OBJECTIVE – Copy out all the entries exactly.
## start
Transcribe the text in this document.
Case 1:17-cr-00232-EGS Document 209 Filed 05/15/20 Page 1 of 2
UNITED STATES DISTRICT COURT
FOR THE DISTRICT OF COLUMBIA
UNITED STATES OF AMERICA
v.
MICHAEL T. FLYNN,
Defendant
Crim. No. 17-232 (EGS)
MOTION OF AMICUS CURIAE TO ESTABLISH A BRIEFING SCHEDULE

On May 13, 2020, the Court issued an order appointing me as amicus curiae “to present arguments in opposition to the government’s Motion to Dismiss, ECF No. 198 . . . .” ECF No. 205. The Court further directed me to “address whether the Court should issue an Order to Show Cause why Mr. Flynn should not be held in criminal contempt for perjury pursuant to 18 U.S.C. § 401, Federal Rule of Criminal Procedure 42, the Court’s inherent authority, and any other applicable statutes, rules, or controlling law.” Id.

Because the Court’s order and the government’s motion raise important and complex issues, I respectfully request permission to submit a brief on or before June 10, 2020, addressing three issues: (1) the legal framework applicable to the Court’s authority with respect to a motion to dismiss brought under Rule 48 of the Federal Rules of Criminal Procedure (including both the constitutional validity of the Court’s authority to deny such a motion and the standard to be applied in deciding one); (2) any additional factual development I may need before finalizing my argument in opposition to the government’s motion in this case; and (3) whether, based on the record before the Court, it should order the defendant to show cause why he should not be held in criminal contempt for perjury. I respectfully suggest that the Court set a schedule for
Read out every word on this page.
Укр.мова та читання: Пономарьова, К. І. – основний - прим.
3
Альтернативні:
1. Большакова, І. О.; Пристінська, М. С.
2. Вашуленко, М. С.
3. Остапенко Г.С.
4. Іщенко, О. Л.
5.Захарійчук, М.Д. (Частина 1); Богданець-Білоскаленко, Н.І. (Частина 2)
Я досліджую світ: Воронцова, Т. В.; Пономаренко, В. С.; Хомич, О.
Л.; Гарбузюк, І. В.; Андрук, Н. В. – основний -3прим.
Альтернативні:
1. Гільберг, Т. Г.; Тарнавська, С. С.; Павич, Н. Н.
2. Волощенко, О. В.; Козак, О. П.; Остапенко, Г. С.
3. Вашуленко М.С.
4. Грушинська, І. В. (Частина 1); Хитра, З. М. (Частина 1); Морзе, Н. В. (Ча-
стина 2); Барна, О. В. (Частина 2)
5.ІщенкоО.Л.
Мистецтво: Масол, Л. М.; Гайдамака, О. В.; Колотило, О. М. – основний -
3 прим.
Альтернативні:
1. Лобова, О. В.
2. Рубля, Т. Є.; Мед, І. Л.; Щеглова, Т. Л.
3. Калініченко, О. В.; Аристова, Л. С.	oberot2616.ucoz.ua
## end
TASK ANSWER –
Transcribe the text in this document.
Case 1:17-cr-00232-EGS Document 209 Filed 05/15/20 Page 1 of 2
UNITED STATES DISTRICT COURT
FOR THE DISTRICT OF COLUMBIA
UNITED STATES OF AMERICA
v.
MICHAEL T. FLYNN,
Defendant
Crim. No. 17-232 (EGS)
MOTION OF AMICUS CURIAE TO ESTABLISH A BRIEFING SCHEDULE

On May 13, 2020, the Court issued an order appointing me as amicus curiae “to present arguments in opposition to the government’s Motion to Dismiss, ECF No. 198 . . . .” ECF No. 205. The Court further directed me to “address whether the Court should issue an Order to Show Cause why Mr. Flynn should not be held in criminal contempt for perjury pursuant to 18 U.S.C. § 401, Federal Rule of Criminal Procedure 42, the Court’s inherent authority, and any other applicable statutes, rules, or controlling law.” Id.

Because the Court’s order and the government’s motion raise important and complex issues, I respectfully request permission to submit a brief on or before June 10, 2020, addressing three issues: (1) the legal framework applicable to the Court’s authority with respect to a motion to dismiss brought under Rule 48 of the Federal Rules of Criminal Procedure (including both the constitutional validity of the Court’s authority to deny such a motion and the standard to be applied in deciding one); (2) any additional factual development I may need before finalizing my argument in opposition to the government’s motion in this case; and (3) whether, based on the record before the Court, it should order the defendant to show cause why he should not be held in criminal contempt for perjury. I respectfully suggest that the Court set a schedule for
Read out every word on this page.
Укр.мова та читання: Пономарьова, К. І. – основний - прим.
3
Альтернативні:
1. Большакова, І. О.; Пристінська, М. С.
2. Вашуленко, М. С.
3. Остапенко Г.С.
4. Іщенко, О. Л.
5.Захарійчук, М.Д. (Частина 1); Богданець-Білоскаленко, Н.І. (Частина 2)
Я досліджую світ: Воронцова, Т. В.; Пономаренко, В. С.; Хомич, О.
Л.; Гарбузюк, І. В.; Андрук, Н. В. – основний -3прим.
Альтернативні:
1. Гільберг, Т. Г.; Тарнавська, С. С.; Павич, Н. Н.
2. Волощенко, О. В.; Козак, О. П.; Остапенко, Г. С.
3. Вашуленко М.С.
4. Грушинська, І. В. (Частина 1); Хитра, З. М. (Частина 1); Морзе, Н. В. (Ча-
стина 2); Барна, О. В. (Частина 2)
5.ІщенкоО.Л.
Мистецтво: Масол, Л. М.; Гайдамака, О. В.; Колотило, О. М. – основний -
3 прим.
Альтернативні:
1. Лобова, О. В.
2. Рубля, Т. Є.; Мед, І. Л.; Щеглова, Т. Л.
3. Калініченко, О. В.; Аристова, Л. С.	oberot2616.ucoz.ua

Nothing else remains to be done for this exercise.